§ Exercise requirements
Copy each line of the entries that contains the word "Mode".

## START The records

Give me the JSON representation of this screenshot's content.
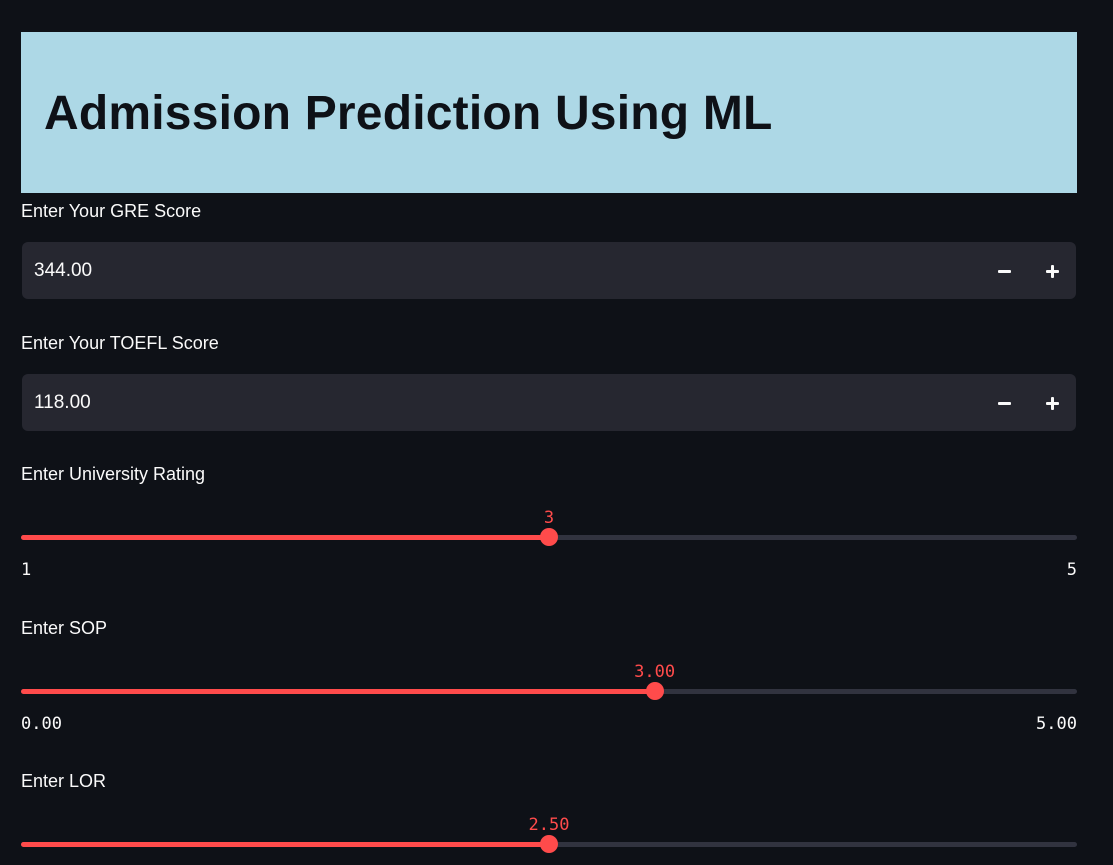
{
  "header": {
    "title": "Admission Prediction Using ML",
    "background": "#add8e6"
  },
  "gre": {
    "label": "Enter Your GRE Score",
    "value": "344.00",
    "decrement_icon": "minus-icon",
    "increment_icon": "plus-icon"
  },
  "toefl": {
    "label": "Enter Your TOEFL Score",
    "value": "118.00",
    "decrement_icon": "minus-icon",
    "increment_icon": "plus-icon"
  },
  "university_rating": {
    "label": "Enter University Rating",
    "value": "3",
    "min": "1",
    "max": "5",
    "numeric": {
      "value": 3,
      "min": 1,
      "max": 5
    }
  },
  "sop": {
    "label": "Enter SOP",
    "value": "3.00",
    "min": "0.00",
    "max": "5.00",
    "numeric": {
      "value": 3.0,
      "min": 0,
      "max": 5
    }
  },
  "lor": {
    "label": "Enter LOR",
    "value": "2.50",
    "numeric": {
      "value": 2.5,
      "min": 0,
      "max": 5
    }
  },
  "colors": {
    "background": "#0e1117",
    "input_background": "#262730",
    "accent": "#ff4b4b",
    "track": "#31333f",
    "text": "#fafafa"
  }
}
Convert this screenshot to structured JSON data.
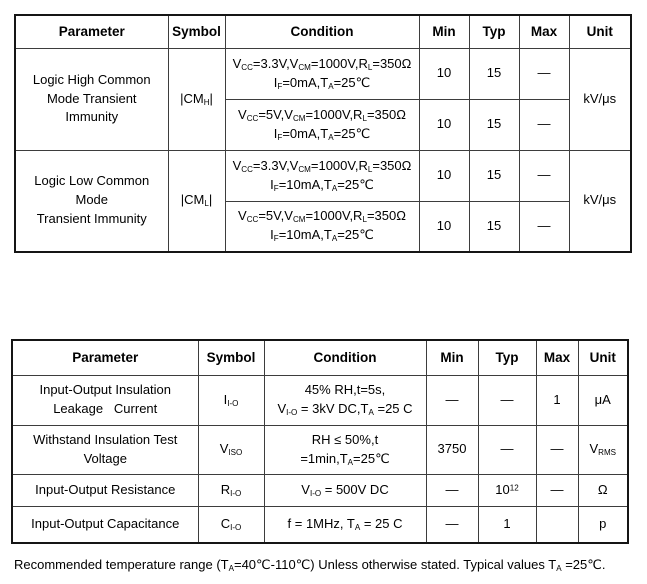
{
  "table1": {
    "headers": [
      "Parameter",
      "Symbol",
      "Condition",
      "Min",
      "Typ",
      "Max",
      "Unit"
    ],
    "groups": [
      {
        "parameter_lines": [
          "Logic High Common",
          "Mode Transient Immunity"
        ],
        "symbol": "|CM~H~|",
        "unit": "kV/μs",
        "rows": [
          {
            "condition_lines": [
              "V~CC~=3.3V,V~CM~=1000V,R~L~=350Ω",
              "I~F~=0mA,T~A~=25℃"
            ],
            "min": "10",
            "typ": "15",
            "max": "—"
          },
          {
            "condition_lines": [
              "V~CC~=5V,V~CM~=1000V,R~L~=350Ω",
              "I~F~=0mA,T~A~=25℃"
            ],
            "min": "10",
            "typ": "15",
            "max": "—"
          }
        ]
      },
      {
        "parameter_lines": [
          "Logic Low Common Mode",
          "Transient Immunity"
        ],
        "symbol": "|CM~L~|",
        "unit": "kV/μs",
        "rows": [
          {
            "condition_lines": [
              "V~CC~=3.3V,V~CM~=1000V,R~L~=350Ω",
              "I~F~=10mA,T~A~=25℃"
            ],
            "min": "10",
            "typ": "15",
            "max": "—"
          },
          {
            "condition_lines": [
              "V~CC~=5V,V~CM~=1000V,R~L~=350Ω",
              "I~F~=10mA,T~A~=25℃"
            ],
            "min": "10",
            "typ": "15",
            "max": "—"
          }
        ]
      }
    ]
  },
  "table2": {
    "headers": [
      "Parameter",
      "Symbol",
      "Condition",
      "Min",
      "Typ",
      "Max",
      "Unit"
    ],
    "rows": [
      {
        "parameter_lines": [
          "Input-Output Insulation",
          "Leakage   Current"
        ],
        "symbol": "I~I-O~",
        "condition_lines": [
          "45% RH,t=5s,",
          "V~I-O~ = 3kV DC,T~A~ =25 C"
        ],
        "min": "—",
        "typ": "—",
        "max": "1",
        "unit": "μA"
      },
      {
        "parameter_lines": [
          "Withstand Insulation Test",
          "Voltage"
        ],
        "symbol": "V~ISO~",
        "condition_lines": [
          "RH ≤ 50%,t =1min,T~A~=25℃"
        ],
        "min": "3750",
        "typ": "—",
        "max": "—",
        "unit": "V~RMS~"
      },
      {
        "parameter_lines": [
          "Input-Output Resistance"
        ],
        "symbol": "R~I-O~",
        "condition_lines": [
          "V~I-O~ = 500V DC"
        ],
        "min": "—",
        "typ": "10^12^",
        "max": "—",
        "unit": "Ω"
      },
      {
        "parameter_lines": [
          "Input-Output Capacitance"
        ],
        "symbol": "C~I-O~",
        "condition_lines": [
          "f = 1MHz, T~A~ = 25 C"
        ],
        "min": "—",
        "typ": "1",
        "max": "",
        "unit": "p"
      }
    ]
  },
  "footnote": {
    "text": "Recommended temperature range (T~A~=40℃-110℃) Unless otherwise stated. Typical values T~A~ =25℃."
  }
}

## END The records

§ Result of the task
          "Mode Transient Immunity"
          "Logic Low Common Mode",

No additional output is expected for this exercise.